* What is asked:
A: Decide whether each statement agrees with the passage on speech synthesis: (i) the writer's first Macintosh could announce the time; (ii) early synthesized speech was fast; (iii) today's speech synthesis has fully mastered inflection. Answer yes or no for each and quote the passage's deciding words.
B: In the passage on speech synthesis, what kind of speech can sampling help computers create?

— START OF Extract provided —

Speech synthesis has been around with computers for many years. It has always been a bit machine like, and very unnatural, but there just the same. My first Macintosh had this ability built in, but of course it was relatively useless, except it was "way cool jr". It would announce the time, and tell me if I had done something that the computer didn't accept, and some other things, but as far as reading a page of text, anymore than a paragraph would drive you nuts. It was slow and very metallic, so not much good, and certainly not natural. Well that has come along ways, and today computers can use parts of speech to make entire words, sentences, and read in voices that are getting much better. It can also use sampling to learn to speak from the samples and create almost life like speech, but as far as inflection, tonal qualities, well, it still has some way to go there.

— END OF Extract provided —
— START OF Material —

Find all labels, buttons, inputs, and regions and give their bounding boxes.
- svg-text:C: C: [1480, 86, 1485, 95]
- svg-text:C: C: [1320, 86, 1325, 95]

— END OF Material —

* Results by task:
A:
(i) Yes: "It would announce the time"
(ii) No: "It was slow and very metallic"
(iii) No: "as far as inflection, tonal qualities, well, it still has some way to go there"

B: Almost life like speech.